— Start —
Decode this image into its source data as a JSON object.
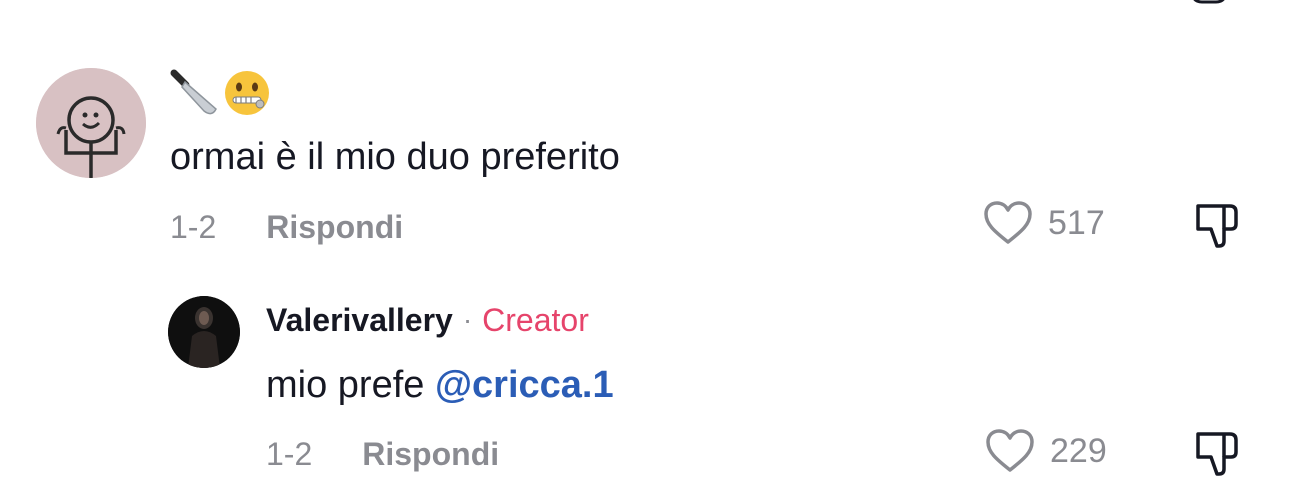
{
  "comment": {
    "emoji_icons": [
      "knife-icon",
      "zipper-mouth-face-icon"
    ],
    "text": "ormai è il mio duo preferito",
    "date": "1-2",
    "reply_label": "Rispondi",
    "like_count": "517"
  },
  "reply": {
    "username": "Valerivallery",
    "separator": "·",
    "badge": "Creator",
    "text_prefix": "mio prefe ",
    "mention": "@cricca.1",
    "date": "1-2",
    "reply_label": "Rispondi",
    "like_count": "229"
  },
  "colors": {
    "text": "#161823",
    "secondary": "#8a8b91",
    "creator_badge": "#e6446b",
    "mention": "#2b5db6"
  }
}
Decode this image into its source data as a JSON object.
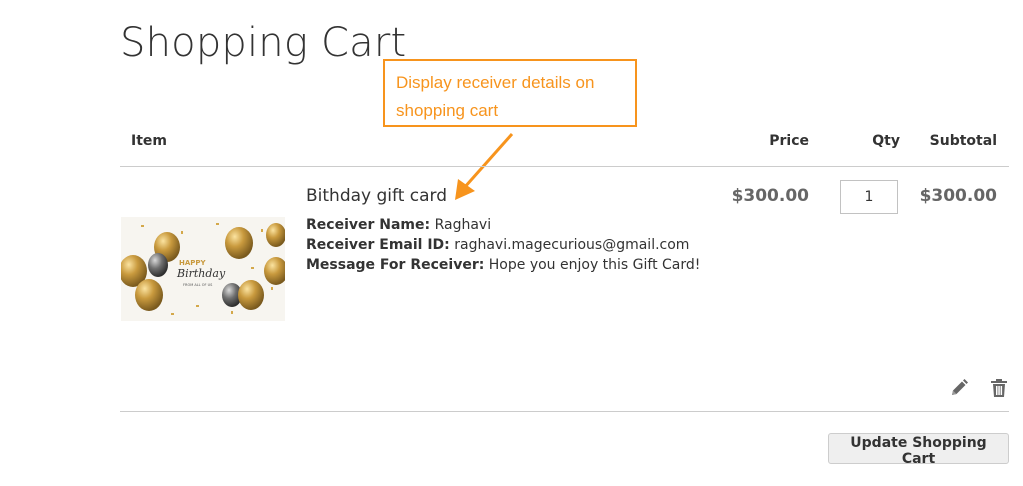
{
  "page": {
    "title": "Shopping Cart"
  },
  "callout": {
    "text": "Display receiver details on shopping cart"
  },
  "table": {
    "headers": {
      "item": "Item",
      "price": "Price",
      "qty": "Qty",
      "subtotal": "Subtotal"
    }
  },
  "cart_item": {
    "name": "Bithday gift card",
    "image": {
      "text_line1": "HAPPY",
      "text_line2": "Birthday",
      "text_line3": "FROM ALL OF US"
    },
    "options": [
      {
        "label": "Receiver Name:",
        "value": "Raghavi"
      },
      {
        "label": "Receiver Email ID:",
        "value": "raghavi.magecurious@gmail.com"
      },
      {
        "label": "Message For Receiver:",
        "value": "Hope you enjoy this Gift Card!"
      }
    ],
    "price": "$300.00",
    "qty": "1",
    "subtotal": "$300.00",
    "actions": {
      "edit_icon": "pencil-icon",
      "delete_icon": "trash-icon"
    }
  },
  "buttons": {
    "update_cart": "Update Shopping Cart"
  },
  "colors": {
    "callout": "#f7941d",
    "price": "#666666",
    "text": "#333333"
  }
}
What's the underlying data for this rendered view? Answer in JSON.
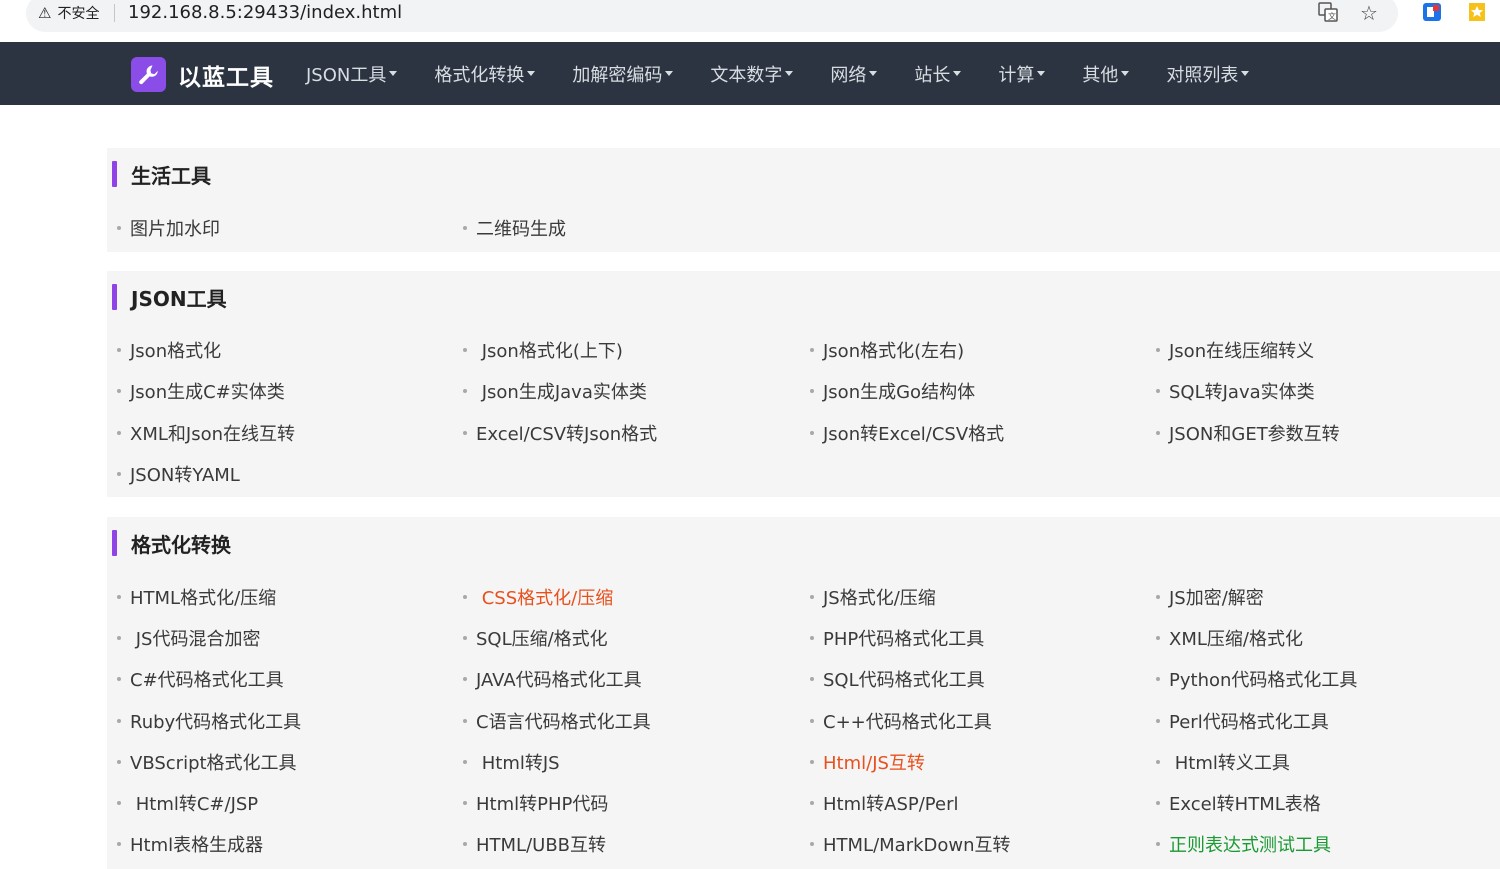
{
  "browser": {
    "security_label": "不安全",
    "url": "192.168.8.5:29433/index.html"
  },
  "nav": {
    "brand": "以蓝工具",
    "items": [
      "JSON工具",
      "格式化转换",
      "加解密编码",
      "文本数字",
      "网络",
      "站长",
      "计算",
      "其他",
      "对照列表"
    ]
  },
  "sections": [
    {
      "title": "生活工具",
      "items": [
        {
          "label": "图片加水印"
        },
        {
          "label": "二维码生成"
        }
      ]
    },
    {
      "title": "JSON工具",
      "items": [
        {
          "label": "Json格式化"
        },
        {
          "label": " Json格式化(上下)"
        },
        {
          "label": "Json格式化(左右)"
        },
        {
          "label": "Json在线压缩转义"
        },
        {
          "label": "Json生成C#实体类"
        },
        {
          "label": " Json生成Java实体类"
        },
        {
          "label": "Json生成Go结构体"
        },
        {
          "label": "SQL转Java实体类"
        },
        {
          "label": "XML和Json在线互转"
        },
        {
          "label": "Excel/CSV转Json格式"
        },
        {
          "label": "Json转Excel/CSV格式"
        },
        {
          "label": "JSON和GET参数互转"
        },
        {
          "label": "JSON转YAML"
        }
      ]
    },
    {
      "title": "格式化转换",
      "items": [
        {
          "label": "HTML格式化/压缩"
        },
        {
          "label": " CSS格式化/压缩",
          "color": "#e8501c"
        },
        {
          "label": "JS格式化/压缩"
        },
        {
          "label": "JS加密/解密"
        },
        {
          "label": " JS代码混合加密"
        },
        {
          "label": "SQL压缩/格式化"
        },
        {
          "label": "PHP代码格式化工具"
        },
        {
          "label": "XML压缩/格式化"
        },
        {
          "label": "C#代码格式化工具"
        },
        {
          "label": "JAVA代码格式化工具"
        },
        {
          "label": "SQL代码格式化工具"
        },
        {
          "label": "Python代码格式化工具"
        },
        {
          "label": "Ruby代码格式化工具"
        },
        {
          "label": "C语言代码格式化工具"
        },
        {
          "label": "C++代码格式化工具"
        },
        {
          "label": "Perl代码格式化工具"
        },
        {
          "label": "VBScript格式化工具"
        },
        {
          "label": " Html转JS"
        },
        {
          "label": "Html/JS互转",
          "color": "#e8501c"
        },
        {
          "label": " Html转义工具"
        },
        {
          "label": " Html转C#/JSP"
        },
        {
          "label": "Html转PHP代码"
        },
        {
          "label": "Html转ASP/Perl"
        },
        {
          "label": "Excel转HTML表格"
        },
        {
          "label": "Html表格生成器"
        },
        {
          "label": "HTML/UBB互转"
        },
        {
          "label": "HTML/MarkDown互转"
        },
        {
          "label": "正则表达式测试工具",
          "color": "#1a9a32"
        }
      ]
    }
  ]
}
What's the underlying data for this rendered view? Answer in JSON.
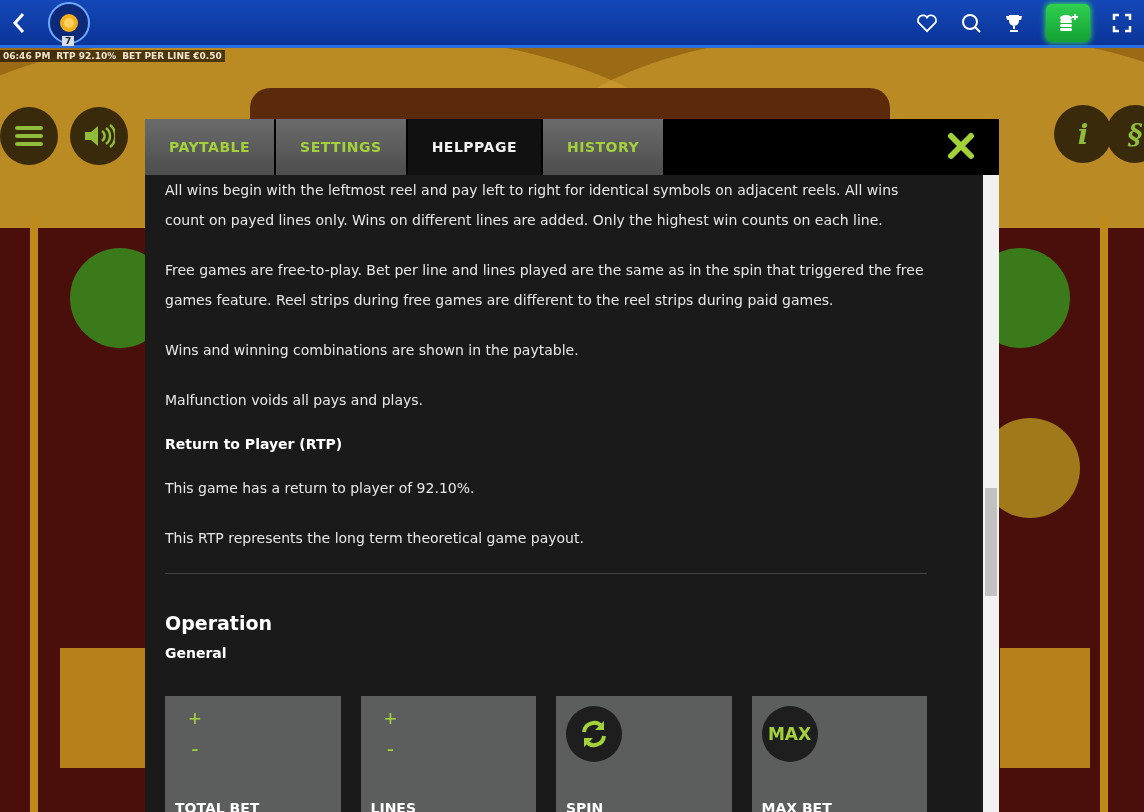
{
  "top_bar": {
    "badge": "7"
  },
  "info_bar": [
    "06:46 PM",
    "RTP 92.10%",
    "BET PER LINE €0.50"
  ],
  "game_buttons_right": [
    "i",
    "§"
  ],
  "tabs": [
    {
      "label": "PAYTABLE",
      "selected": false
    },
    {
      "label": "SETTINGS",
      "selected": false
    },
    {
      "label": "HELPPAGE",
      "selected": true
    },
    {
      "label": "HISTORY",
      "selected": false
    }
  ],
  "content": [
    {
      "kind": "p",
      "text": "All wins begin with the leftmost reel and pay left to right for identical symbols on adjacent reels. All wins count on payed lines only. Wins on different lines are added. Only the highest win counts on each line."
    },
    {
      "kind": "p",
      "text": "Free games are free-to-play. Bet per line and lines played are the same as in the spin that triggered the free games feature. Reel strips during free games are different to the reel strips during paid games."
    },
    {
      "kind": "p",
      "text": "Wins and winning combinations are shown in the paytable."
    },
    {
      "kind": "p",
      "text": "Malfunction voids all pays and plays."
    },
    {
      "kind": "h3",
      "text": "Return to Player (RTP)"
    },
    {
      "kind": "p",
      "text": "This game has a return to player of 92.10%."
    },
    {
      "kind": "p",
      "text": "This RTP represents the long term theoretical game payout."
    },
    {
      "kind": "rule"
    },
    {
      "kind": "h2",
      "text": "Operation"
    },
    {
      "kind": "h3",
      "text": "General"
    }
  ],
  "cards": [
    {
      "kind": "plusminus",
      "plus": "+",
      "minus": "-",
      "label": "TOTAL BET"
    },
    {
      "kind": "plusminus",
      "plus": "+",
      "minus": "-",
      "label": "LINES"
    },
    {
      "kind": "spin",
      "label": "SPIN"
    },
    {
      "kind": "max",
      "badge": "MAX",
      "label": "MAX BET"
    }
  ]
}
— End —
- [What you have to do] Set down every record once more, word for word, without pictures.

- [Worked answer]
Decode this image into its source data as a JSON object.
{
  "comment": {
    "emoji_icons": [
      "knife-icon",
      "zipper-mouth-face-icon"
    ],
    "text": "ormai è il mio duo preferito",
    "date": "1-2",
    "reply_label": "Rispondi",
    "like_count": "517"
  },
  "reply": {
    "username": "Valerivallery",
    "separator": "·",
    "badge": "Creator",
    "text_prefix": "mio prefe ",
    "mention": "@cricca.1",
    "date": "1-2",
    "reply_label": "Rispondi",
    "like_count": "229"
  },
  "colors": {
    "text": "#161823",
    "secondary": "#8a8b91",
    "creator_badge": "#e6446b",
    "mention": "#2b5db6"
  }
}
Decode this image into its source data as a JSON object.
{
  "page": {
    "title": "Shopping Cart"
  },
  "callout": {
    "text": "Display receiver details on shopping cart"
  },
  "table": {
    "headers": {
      "item": "Item",
      "price": "Price",
      "qty": "Qty",
      "subtotal": "Subtotal"
    }
  },
  "cart_item": {
    "name": "Bithday gift card",
    "image": {
      "text_line1": "HAPPY",
      "text_line2": "Birthday",
      "text_line3": "FROM ALL OF US"
    },
    "options": [
      {
        "label": "Receiver Name:",
        "value": "Raghavi"
      },
      {
        "label": "Receiver Email ID:",
        "value": "raghavi.magecurious@gmail.com"
      },
      {
        "label": "Message For Receiver:",
        "value": "Hope you enjoy this Gift Card!"
      }
    ],
    "price": "$300.00",
    "qty": "1",
    "subtotal": "$300.00",
    "actions": {
      "edit_icon": "pencil-icon",
      "delete_icon": "trash-icon"
    }
  },
  "buttons": {
    "update_cart": "Update Shopping Cart"
  },
  "colors": {
    "callout": "#f7941d",
    "price": "#666666",
    "text": "#333333"
  }
}
What's the underlying data for this rendered view? Answer in JSON.
{
  "browser": {
    "security_label": "不安全",
    "url": "192.168.8.5:29433/index.html"
  },
  "nav": {
    "brand": "以蓝工具",
    "items": [
      "JSON工具",
      "格式化转换",
      "加解密编码",
      "文本数字",
      "网络",
      "站长",
      "计算",
      "其他",
      "对照列表"
    ]
  },
  "sections": [
    {
      "title": "生活工具",
      "items": [
        {
          "label": "图片加水印"
        },
        {
          "label": "二维码生成"
        }
      ]
    },
    {
      "title": "JSON工具",
      "items": [
        {
          "label": "Json格式化"
        },
        {
          "label": " Json格式化(上下)"
        },
        {
          "label": "Json格式化(左右)"
        },
        {
          "label": "Json在线压缩转义"
        },
        {
          "label": "Json生成C#实体类"
        },
        {
          "label": " Json生成Java实体类"
        },
        {
          "label": "Json生成Go结构体"
        },
        {
          "label": "SQL转Java实体类"
        },
        {
          "label": "XML和Json在线互转"
        },
        {
          "label": "Excel/CSV转Json格式"
        },
        {
          "label": "Json转Excel/CSV格式"
        },
        {
          "label": "JSON和GET参数互转"
        },
        {
          "label": "JSON转YAML"
        }
      ]
    },
    {
      "title": "格式化转换",
      "items": [
        {
          "label": "HTML格式化/压缩"
        },
        {
          "label": " CSS格式化/压缩",
          "color": "#e8501c"
        },
        {
          "label": "JS格式化/压缩"
        },
        {
          "label": "JS加密/解密"
        },
        {
          "label": " JS代码混合加密"
        },
        {
          "label": "SQL压缩/格式化"
        },
        {
          "label": "PHP代码格式化工具"
        },
        {
          "label": "XML压缩/格式化"
        },
        {
          "label": "C#代码格式化工具"
        },
        {
          "label": "JAVA代码格式化工具"
        },
        {
          "label": "SQL代码格式化工具"
        },
        {
          "label": "Python代码格式化工具"
        },
        {
          "label": "Ruby代码格式化工具"
        },
        {
          "label": "C语言代码格式化工具"
        },
        {
          "label": "C++代码格式化工具"
        },
        {
          "label": "Perl代码格式化工具"
        },
        {
          "label": "VBScript格式化工具"
        },
        {
          "label": " Html转JS"
        },
        {
          "label": "Html/JS互转",
          "color": "#e8501c"
        },
        {
          "label": " Html转义工具"
        },
        {
          "label": " Html转C#/JSP"
        },
        {
          "label": "Html转PHP代码"
        },
        {
          "label": "Html转ASP/Perl"
        },
        {
          "label": "Excel转HTML表格"
        },
        {
          "label": "Html表格生成器"
        },
        {
          "label": "HTML/UBB互转"
        },
        {
          "label": "HTML/MarkDown互转"
        },
        {
          "label": "正则表达式测试工具",
          "color": "#1a9a32"
        }
      ]
    }
  ]
}
What's the underlying data for this rendered view? Answer in JSON.
{
  "top_bar": {
    "badge": "7"
  },
  "info_bar": [
    "06:46 PM",
    "RTP 92.10%",
    "BET PER LINE €0.50"
  ],
  "game_buttons_right": [
    "i",
    "§"
  ],
  "tabs": [
    {
      "label": "PAYTABLE",
      "selected": false
    },
    {
      "label": "SETTINGS",
      "selected": false
    },
    {
      "label": "HELPPAGE",
      "selected": true
    },
    {
      "label": "HISTORY",
      "selected": false
    }
  ],
  "content": [
    {
      "kind": "p",
      "text": "All wins begin with the leftmost reel and pay left to right for identical symbols on adjacent reels. All wins count on payed lines only. Wins on different lines are added. Only the highest win counts on each line."
    },
    {
      "kind": "p",
      "text": "Free games are free-to-play. Bet per line and lines played are the same as in the spin that triggered the free games feature. Reel strips during free games are different to the reel strips during paid games."
    },
    {
      "kind": "p",
      "text": "Wins and winning combinations are shown in the paytable."
    },
    {
      "kind": "p",
      "text": "Malfunction voids all pays and plays."
    },
    {
      "kind": "h3",
      "text": "Return to Player (RTP)"
    },
    {
      "kind": "p",
      "text": "This game has a return to player of 92.10%."
    },
    {
      "kind": "p",
      "text": "This RTP represents the long term theoretical game payout."
    },
    {
      "kind": "rule"
    },
    {
      "kind": "h2",
      "text": "Operation"
    },
    {
      "kind": "h3",
      "text": "General"
    }
  ],
  "cards": [
    {
      "kind": "plusminus",
      "plus": "+",
      "minus": "-",
      "label": "TOTAL BET"
    },
    {
      "kind": "plusminus",
      "plus": "+",
      "minus": "-",
      "label": "LINES"
    },
    {
      "kind": "spin",
      "label": "SPIN"
    },
    {
      "kind": "max",
      "badge": "MAX",
      "label": "MAX BET"
    }
  ]
}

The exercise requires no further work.